Exercise objective:
Repeat every record exactly, but keep images out of the copy.

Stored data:
--- Begin ---
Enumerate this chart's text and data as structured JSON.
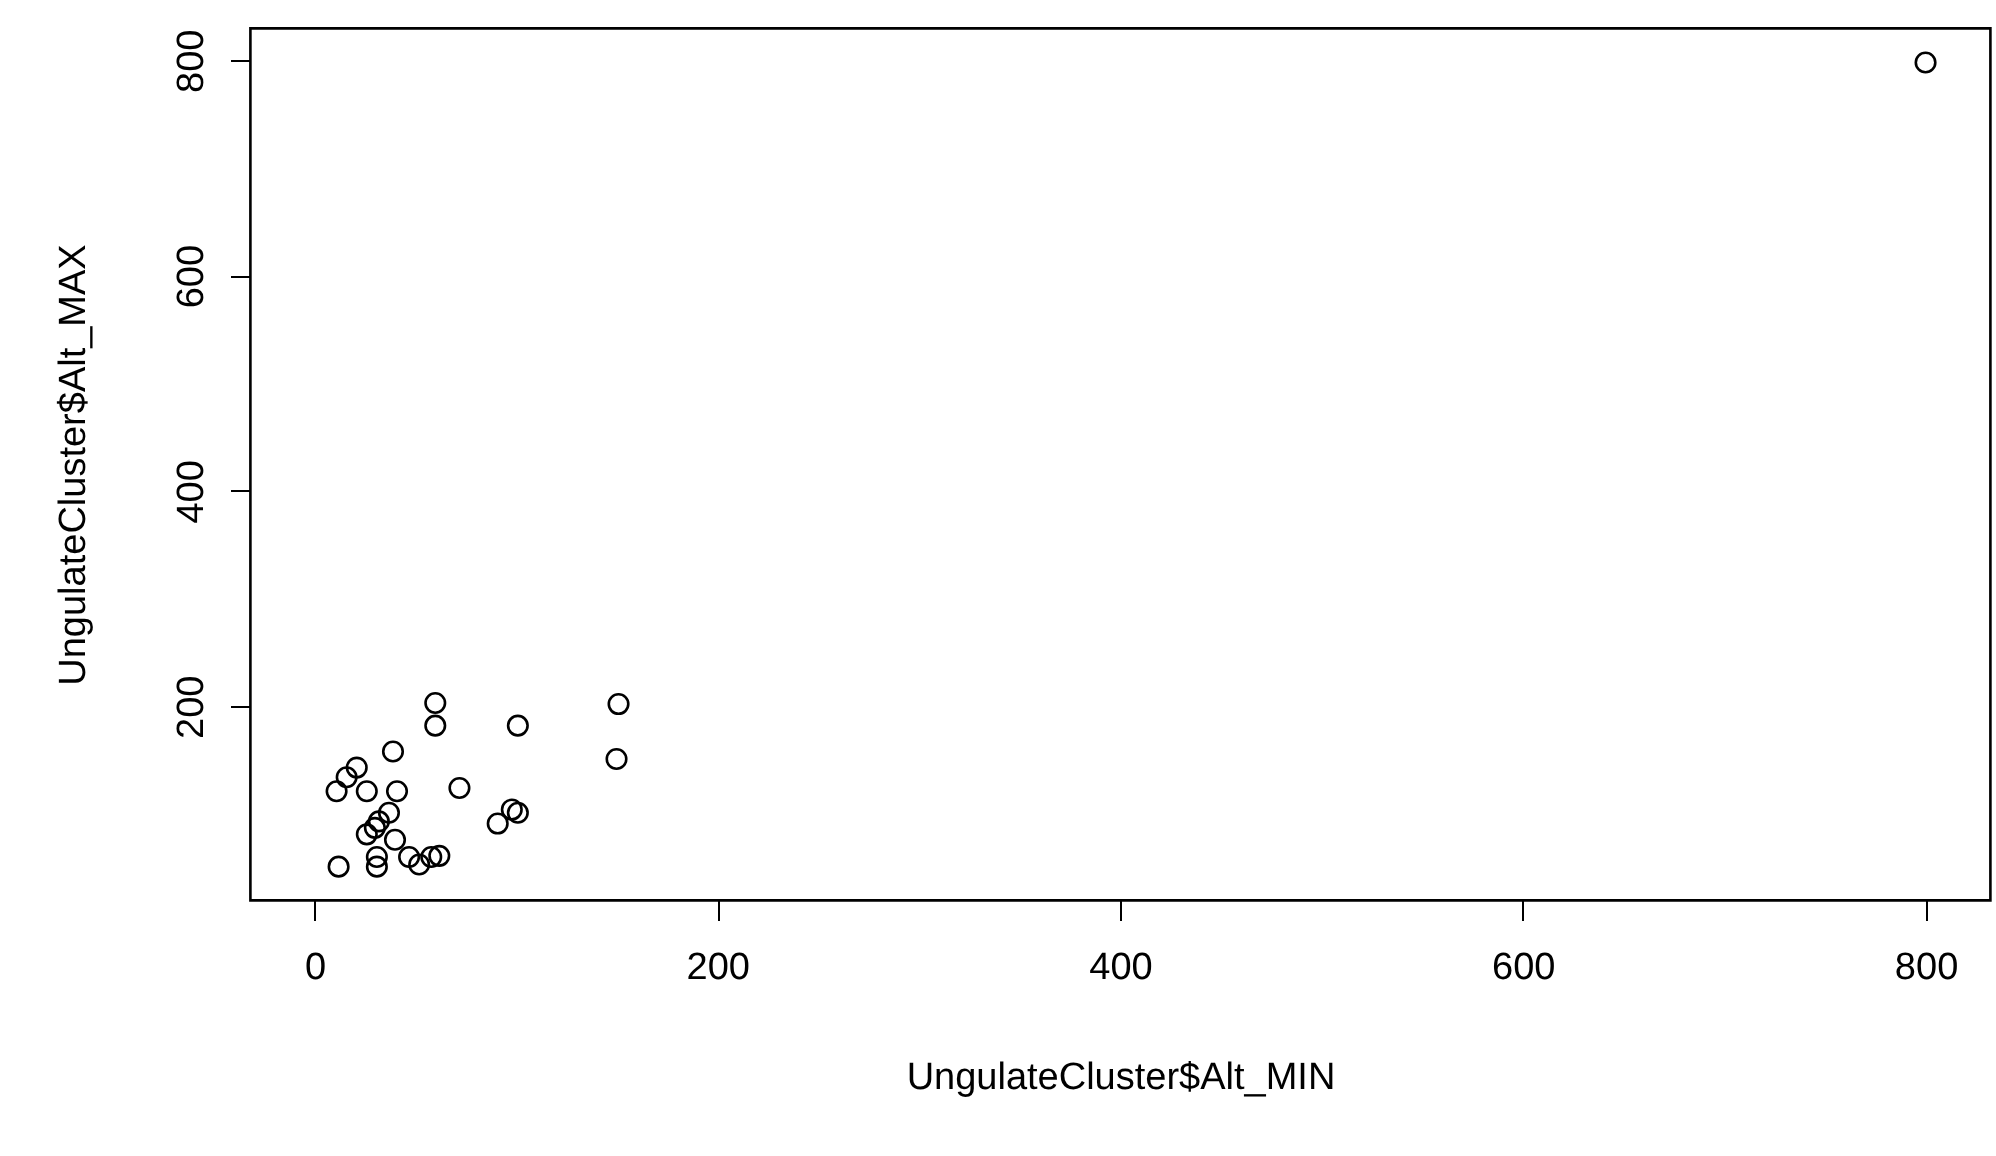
{
  "chart_data": {
    "type": "scatter",
    "xlabel": "UngulateCluster$Alt_MIN",
    "ylabel": "UngulateCluster$Alt_MAX",
    "marker": "circle",
    "grid": false,
    "xlim": [
      -32,
      832
    ],
    "ylim": [
      20,
      830
    ],
    "xticks": [
      0,
      200,
      400,
      600,
      800
    ],
    "yticks": [
      200,
      400,
      600,
      800
    ],
    "series": [
      {
        "color": "#000000",
        "x": [
          60,
          60,
          101,
          151,
          150,
          39,
          21,
          16,
          11,
          26,
          41,
          72,
          37,
          32,
          30,
          26,
          40,
          91,
          98,
          101,
          31,
          31,
          12,
          47,
          52,
          58,
          62,
          800
        ],
        "values": [
          203,
          182,
          182,
          202,
          151,
          158,
          143,
          134,
          121,
          121,
          121,
          124,
          101,
          93,
          87,
          81,
          76,
          91,
          104,
          101,
          60,
          51,
          51,
          60,
          53,
          60,
          61,
          798
        ]
      }
    ]
  }
}
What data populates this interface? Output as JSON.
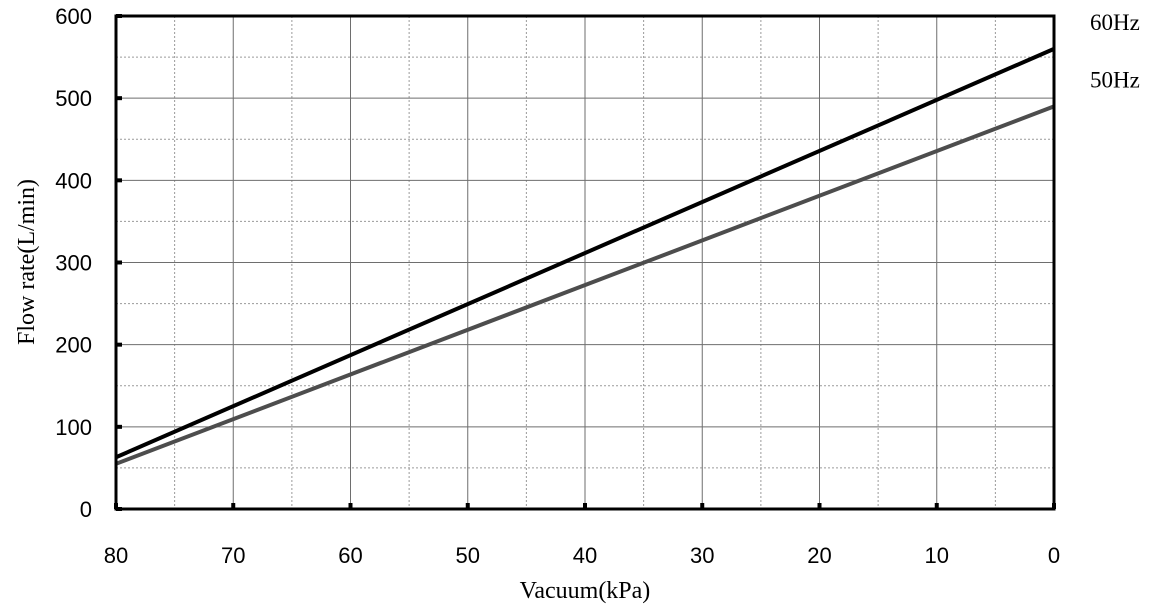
{
  "chart_data": {
    "type": "line",
    "xlabel": "Vacuum(kPa)",
    "ylabel": "Flow rate(L/min)",
    "xlim": [
      80,
      0
    ],
    "ylim": [
      0,
      600
    ],
    "x_reversed": true,
    "x_ticks": [
      80,
      70,
      60,
      50,
      40,
      30,
      20,
      10,
      0
    ],
    "y_ticks": [
      0,
      100,
      200,
      300,
      400,
      500,
      600
    ],
    "x_minor_grid": [
      75,
      65,
      55,
      45,
      35,
      25,
      15,
      5
    ],
    "y_minor_grid": [
      50,
      150,
      250,
      350,
      450,
      550
    ],
    "grid": true,
    "legend": "right-inline-labels",
    "series": [
      {
        "name": "60Hz",
        "color": "#000000",
        "x": [
          80,
          0
        ],
        "y": [
          63,
          560
        ]
      },
      {
        "name": "50Hz",
        "color": "#4d4d4d",
        "x": [
          80,
          0
        ],
        "y": [
          55,
          490
        ]
      }
    ]
  }
}
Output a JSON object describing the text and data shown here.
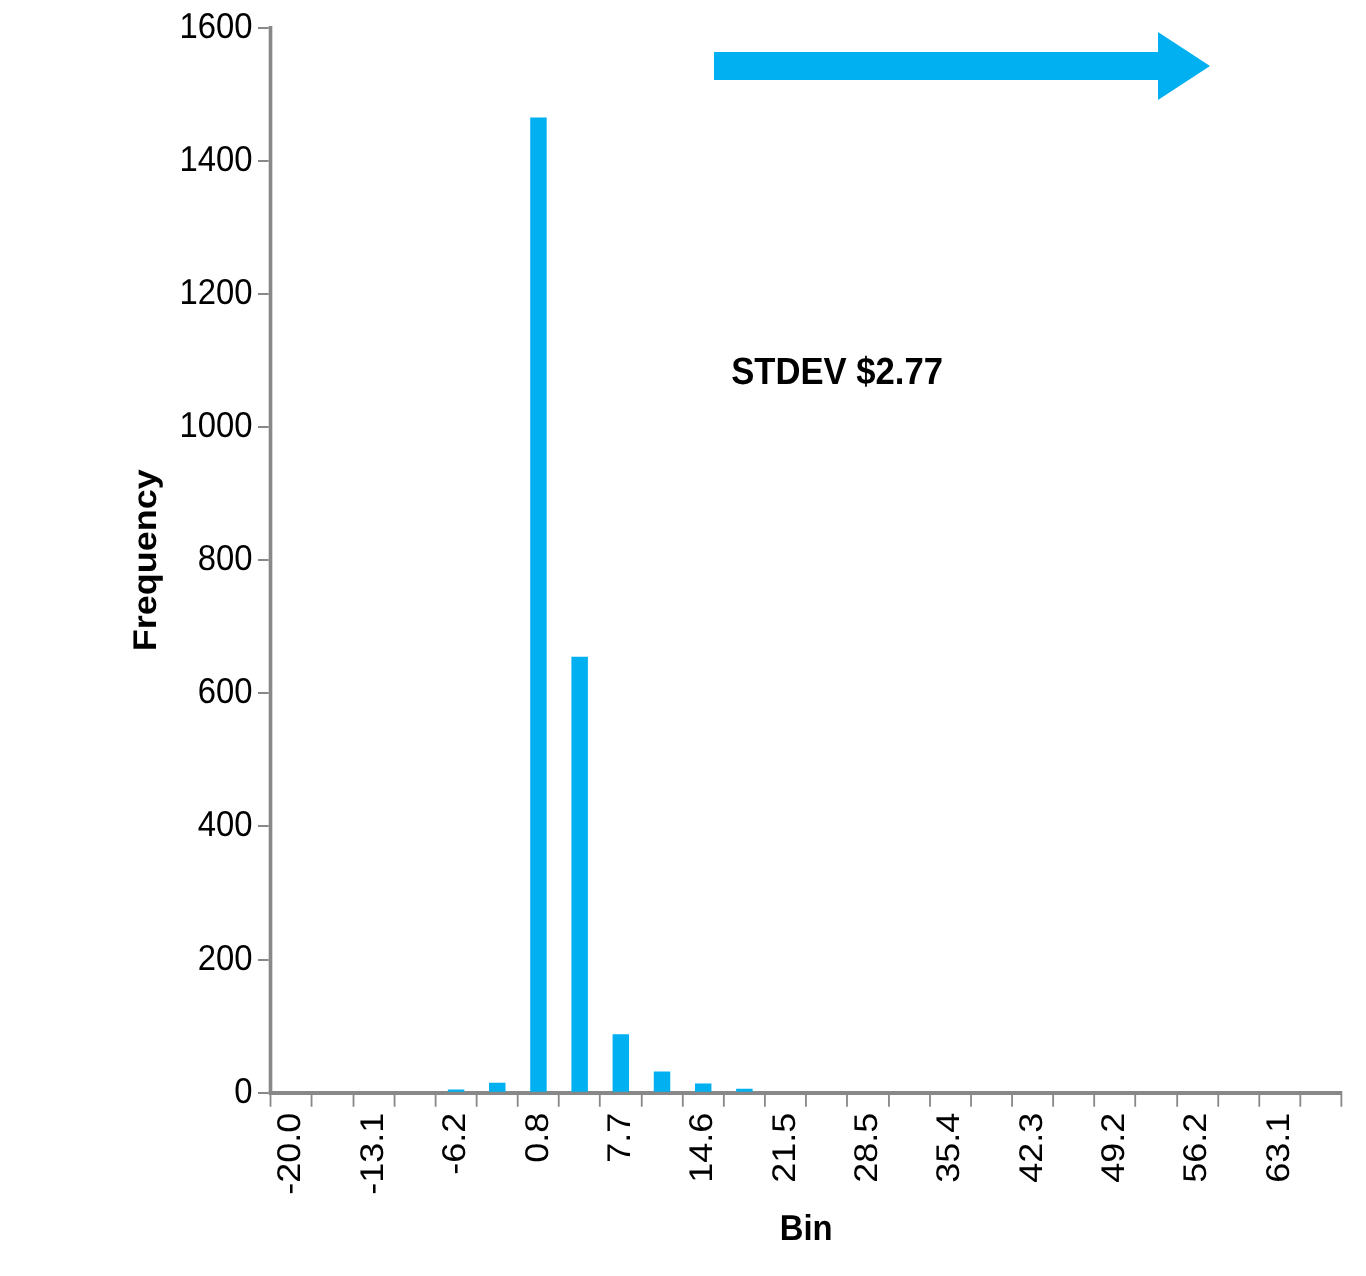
--- End ---
Exercise response:
Enumerate this chart's text and data as structured JSON.
{
  "chart_data": {
    "type": "scatter",
    "xlabel": "UngulateCluster$Alt_MIN",
    "ylabel": "UngulateCluster$Alt_MAX",
    "marker": "circle",
    "grid": false,
    "xlim": [
      -32,
      832
    ],
    "ylim": [
      20,
      830
    ],
    "xticks": [
      0,
      200,
      400,
      600,
      800
    ],
    "yticks": [
      200,
      400,
      600,
      800
    ],
    "series": [
      {
        "color": "#000000",
        "x": [
          60,
          60,
          101,
          151,
          150,
          39,
          21,
          16,
          11,
          26,
          41,
          72,
          37,
          32,
          30,
          26,
          40,
          91,
          98,
          101,
          31,
          31,
          12,
          47,
          52,
          58,
          62,
          800
        ],
        "values": [
          203,
          182,
          182,
          202,
          151,
          158,
          143,
          134,
          121,
          121,
          121,
          124,
          101,
          93,
          87,
          81,
          76,
          91,
          104,
          101,
          60,
          51,
          51,
          60,
          53,
          60,
          61,
          798
        ]
      }
    ]
  }
}
What data populates this interface? Output as JSON.
{
  "chart_data": {
    "type": "line",
    "xlabel": "Vacuum(kPa)",
    "ylabel": "Flow rate(L/min)",
    "xlim": [
      80,
      0
    ],
    "ylim": [
      0,
      600
    ],
    "x_reversed": true,
    "x_ticks": [
      80,
      70,
      60,
      50,
      40,
      30,
      20,
      10,
      0
    ],
    "y_ticks": [
      0,
      100,
      200,
      300,
      400,
      500,
      600
    ],
    "x_minor_grid": [
      75,
      65,
      55,
      45,
      35,
      25,
      15,
      5
    ],
    "y_minor_grid": [
      50,
      150,
      250,
      350,
      450,
      550
    ],
    "grid": true,
    "legend": "right-inline-labels",
    "series": [
      {
        "name": "60Hz",
        "color": "#000000",
        "x": [
          80,
          0
        ],
        "y": [
          63,
          560
        ]
      },
      {
        "name": "50Hz",
        "color": "#4d4d4d",
        "x": [
          80,
          0
        ],
        "y": [
          55,
          490
        ]
      }
    ]
  }
}
Output a JSON object describing the text and data shown here.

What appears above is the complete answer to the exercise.